* start EXERCISE INPUTS *
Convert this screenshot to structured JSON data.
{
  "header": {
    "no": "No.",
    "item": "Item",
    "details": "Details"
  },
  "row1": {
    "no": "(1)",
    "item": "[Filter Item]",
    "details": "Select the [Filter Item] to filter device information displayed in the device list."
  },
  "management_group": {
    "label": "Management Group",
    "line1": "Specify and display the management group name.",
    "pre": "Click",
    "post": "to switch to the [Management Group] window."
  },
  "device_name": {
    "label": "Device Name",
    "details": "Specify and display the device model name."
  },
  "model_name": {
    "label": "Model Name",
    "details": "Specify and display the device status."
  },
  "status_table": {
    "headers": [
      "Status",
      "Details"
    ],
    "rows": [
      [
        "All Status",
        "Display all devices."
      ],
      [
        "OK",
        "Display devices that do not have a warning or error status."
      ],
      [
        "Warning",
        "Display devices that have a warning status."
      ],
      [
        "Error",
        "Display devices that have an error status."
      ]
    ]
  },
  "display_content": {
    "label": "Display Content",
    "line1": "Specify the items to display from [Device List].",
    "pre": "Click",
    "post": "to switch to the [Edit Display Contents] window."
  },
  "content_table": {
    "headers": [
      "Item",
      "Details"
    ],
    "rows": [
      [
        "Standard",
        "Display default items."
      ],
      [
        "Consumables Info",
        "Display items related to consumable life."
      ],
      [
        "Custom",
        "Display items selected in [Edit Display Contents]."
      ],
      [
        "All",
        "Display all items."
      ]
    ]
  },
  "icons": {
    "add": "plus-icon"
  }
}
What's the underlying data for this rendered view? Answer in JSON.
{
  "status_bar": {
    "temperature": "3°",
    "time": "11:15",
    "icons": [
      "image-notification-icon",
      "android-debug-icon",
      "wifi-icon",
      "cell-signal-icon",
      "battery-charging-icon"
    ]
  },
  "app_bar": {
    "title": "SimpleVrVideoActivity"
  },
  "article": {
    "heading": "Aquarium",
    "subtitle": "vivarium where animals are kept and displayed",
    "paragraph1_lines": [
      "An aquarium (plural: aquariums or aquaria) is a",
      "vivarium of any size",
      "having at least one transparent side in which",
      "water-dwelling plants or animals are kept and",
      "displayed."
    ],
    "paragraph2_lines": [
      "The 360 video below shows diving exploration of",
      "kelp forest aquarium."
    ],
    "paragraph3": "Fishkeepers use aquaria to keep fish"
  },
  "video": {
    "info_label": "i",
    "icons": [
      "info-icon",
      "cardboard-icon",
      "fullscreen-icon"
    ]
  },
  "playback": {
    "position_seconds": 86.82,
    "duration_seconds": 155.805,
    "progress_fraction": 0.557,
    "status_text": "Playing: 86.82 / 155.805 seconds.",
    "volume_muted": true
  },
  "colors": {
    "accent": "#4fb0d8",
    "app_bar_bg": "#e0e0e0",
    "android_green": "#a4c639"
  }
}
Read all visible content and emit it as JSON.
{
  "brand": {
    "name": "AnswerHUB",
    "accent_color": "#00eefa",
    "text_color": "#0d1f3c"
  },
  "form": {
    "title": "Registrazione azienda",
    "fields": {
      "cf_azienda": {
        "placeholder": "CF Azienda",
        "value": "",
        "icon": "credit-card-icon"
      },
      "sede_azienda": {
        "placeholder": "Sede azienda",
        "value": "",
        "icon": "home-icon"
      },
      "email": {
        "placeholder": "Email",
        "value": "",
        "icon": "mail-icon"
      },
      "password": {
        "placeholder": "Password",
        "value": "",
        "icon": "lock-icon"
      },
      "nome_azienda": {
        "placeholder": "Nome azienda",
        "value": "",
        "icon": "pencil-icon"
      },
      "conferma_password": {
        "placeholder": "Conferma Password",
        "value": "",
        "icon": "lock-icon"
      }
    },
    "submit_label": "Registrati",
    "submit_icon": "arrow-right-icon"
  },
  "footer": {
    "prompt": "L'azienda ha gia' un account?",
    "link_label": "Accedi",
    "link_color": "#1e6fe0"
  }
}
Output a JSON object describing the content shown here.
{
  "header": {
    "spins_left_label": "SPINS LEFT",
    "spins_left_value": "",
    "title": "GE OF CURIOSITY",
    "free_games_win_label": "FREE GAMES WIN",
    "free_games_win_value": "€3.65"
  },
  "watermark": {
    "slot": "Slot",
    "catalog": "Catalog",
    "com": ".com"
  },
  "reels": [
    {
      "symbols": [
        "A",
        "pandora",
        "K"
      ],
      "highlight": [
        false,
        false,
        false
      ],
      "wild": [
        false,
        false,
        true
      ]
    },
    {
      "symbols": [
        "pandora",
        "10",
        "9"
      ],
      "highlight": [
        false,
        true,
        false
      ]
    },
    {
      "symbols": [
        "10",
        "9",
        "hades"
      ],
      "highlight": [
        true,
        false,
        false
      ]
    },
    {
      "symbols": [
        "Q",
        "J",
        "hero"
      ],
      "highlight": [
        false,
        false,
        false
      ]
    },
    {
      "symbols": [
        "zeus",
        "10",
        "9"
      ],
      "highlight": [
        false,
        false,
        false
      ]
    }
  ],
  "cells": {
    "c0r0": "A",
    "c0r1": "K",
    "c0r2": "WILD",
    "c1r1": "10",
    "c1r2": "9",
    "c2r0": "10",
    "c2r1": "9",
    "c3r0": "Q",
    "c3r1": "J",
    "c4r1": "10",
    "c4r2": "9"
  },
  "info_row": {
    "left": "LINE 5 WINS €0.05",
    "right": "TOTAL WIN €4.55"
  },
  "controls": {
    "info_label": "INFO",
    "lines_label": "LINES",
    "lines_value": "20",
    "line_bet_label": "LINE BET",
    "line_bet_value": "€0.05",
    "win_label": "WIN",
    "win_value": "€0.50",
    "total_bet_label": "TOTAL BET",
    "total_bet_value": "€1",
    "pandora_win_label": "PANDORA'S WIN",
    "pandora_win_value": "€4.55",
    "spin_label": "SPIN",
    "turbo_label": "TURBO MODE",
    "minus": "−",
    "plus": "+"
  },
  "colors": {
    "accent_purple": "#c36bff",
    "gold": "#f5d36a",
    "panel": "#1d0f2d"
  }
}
* end EXERCISE INPUTS *
Check all the records above and select each line where the string "window" is found.

    "post": "to switch to the [Management Group] window."
    "post": "to switch to the [Edit Display Contents] window."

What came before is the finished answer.